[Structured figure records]
========
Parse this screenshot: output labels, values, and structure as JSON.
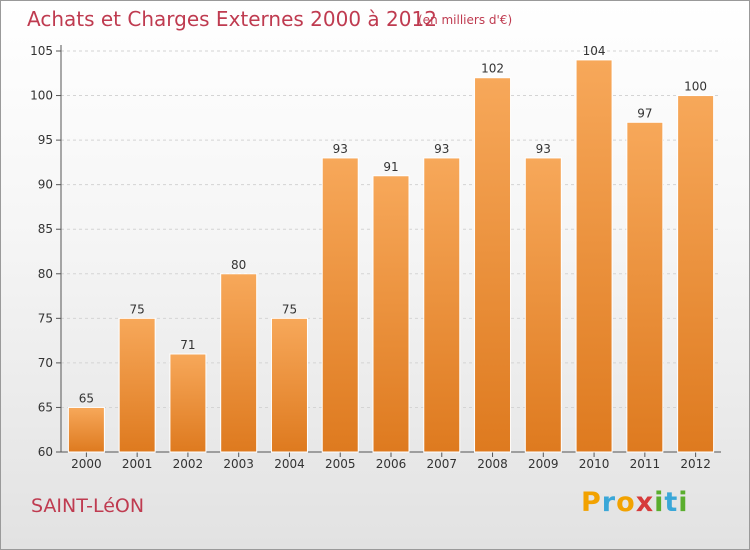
{
  "header": {
    "title": "Achats et Charges Externes 2000 à 2012",
    "subtitle": "(en milliers d'€)"
  },
  "footer": {
    "place": "SAINT-LéON",
    "brand_letters": [
      {
        "ch": "P",
        "color": "#f2a200"
      },
      {
        "ch": "r",
        "color": "#3aa7d8"
      },
      {
        "ch": "o",
        "color": "#f2a200"
      },
      {
        "ch": "x",
        "color": "#d63a3a"
      },
      {
        "ch": "i",
        "color": "#5aae2e"
      },
      {
        "ch": "t",
        "color": "#3aa7d8"
      },
      {
        "ch": "i",
        "color": "#5aae2e"
      }
    ]
  },
  "colors": {
    "bar_light": "#f7a85a",
    "bar_dark": "#de7a1f",
    "text_accent": "#bf3b50",
    "grid": "#d4d4d4",
    "axis": "#555555"
  },
  "chart_data": {
    "type": "bar",
    "categories": [
      "2000",
      "2001",
      "2002",
      "2003",
      "2004",
      "2005",
      "2006",
      "2007",
      "2008",
      "2009",
      "2010",
      "2011",
      "2012"
    ],
    "values": [
      65,
      75,
      71,
      80,
      75,
      93,
      91,
      93,
      102,
      93,
      104,
      97,
      100
    ],
    "data_labels": [
      "65",
      "75",
      "71",
      "80",
      "75",
      "93",
      "91",
      "93",
      "102",
      "93",
      "104",
      "97",
      "100"
    ],
    "ylim": [
      60,
      105
    ],
    "yticks": [
      60,
      65,
      70,
      75,
      80,
      85,
      90,
      95,
      100,
      105
    ],
    "grid": "horizontal dashed",
    "legend": "none"
  }
}
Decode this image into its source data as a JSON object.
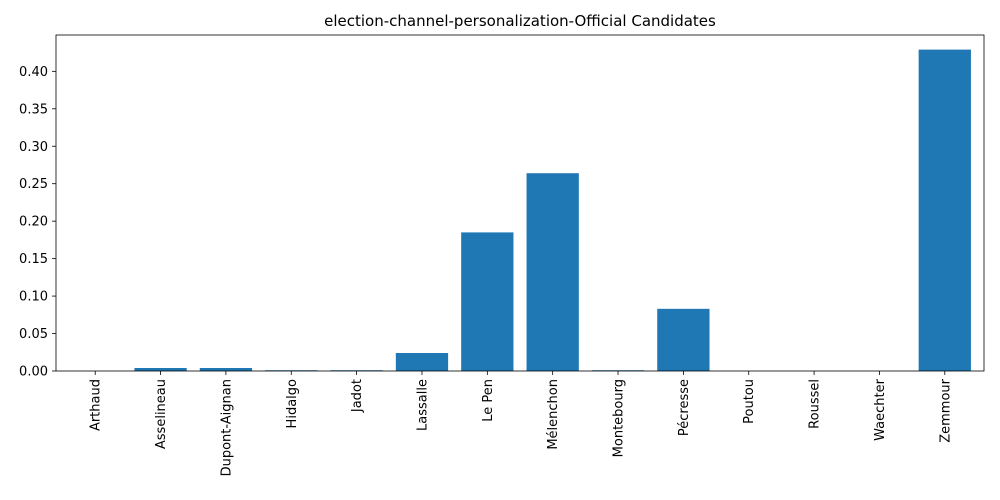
========
WRITTEN EXERCISE – Repeat the listing in full and exactly. Do not include any images.

TASK SOLUTION –
Parse this screenshot: output labels, values, and structure as JSON.
{
  "header": {
    "title": "Achats et Charges Externes 2000 à 2012",
    "subtitle": "(en milliers d'€)"
  },
  "footer": {
    "place": "SAINT-LéON",
    "brand_letters": [
      {
        "ch": "P",
        "color": "#f2a200"
      },
      {
        "ch": "r",
        "color": "#3aa7d8"
      },
      {
        "ch": "o",
        "color": "#f2a200"
      },
      {
        "ch": "x",
        "color": "#d63a3a"
      },
      {
        "ch": "i",
        "color": "#5aae2e"
      },
      {
        "ch": "t",
        "color": "#3aa7d8"
      },
      {
        "ch": "i",
        "color": "#5aae2e"
      }
    ]
  },
  "colors": {
    "bar_light": "#f7a85a",
    "bar_dark": "#de7a1f",
    "text_accent": "#bf3b50",
    "grid": "#d4d4d4",
    "axis": "#555555"
  },
  "chart_data": {
    "type": "bar",
    "categories": [
      "2000",
      "2001",
      "2002",
      "2003",
      "2004",
      "2005",
      "2006",
      "2007",
      "2008",
      "2009",
      "2010",
      "2011",
      "2012"
    ],
    "values": [
      65,
      75,
      71,
      80,
      75,
      93,
      91,
      93,
      102,
      93,
      104,
      97,
      100
    ],
    "data_labels": [
      "65",
      "75",
      "71",
      "80",
      "75",
      "93",
      "91",
      "93",
      "102",
      "93",
      "104",
      "97",
      "100"
    ],
    "ylim": [
      60,
      105
    ],
    "yticks": [
      60,
      65,
      70,
      75,
      80,
      85,
      90,
      95,
      100,
      105
    ],
    "grid": "horizontal dashed",
    "legend": "none"
  }
}
Decode this image into its source data as a JSON object.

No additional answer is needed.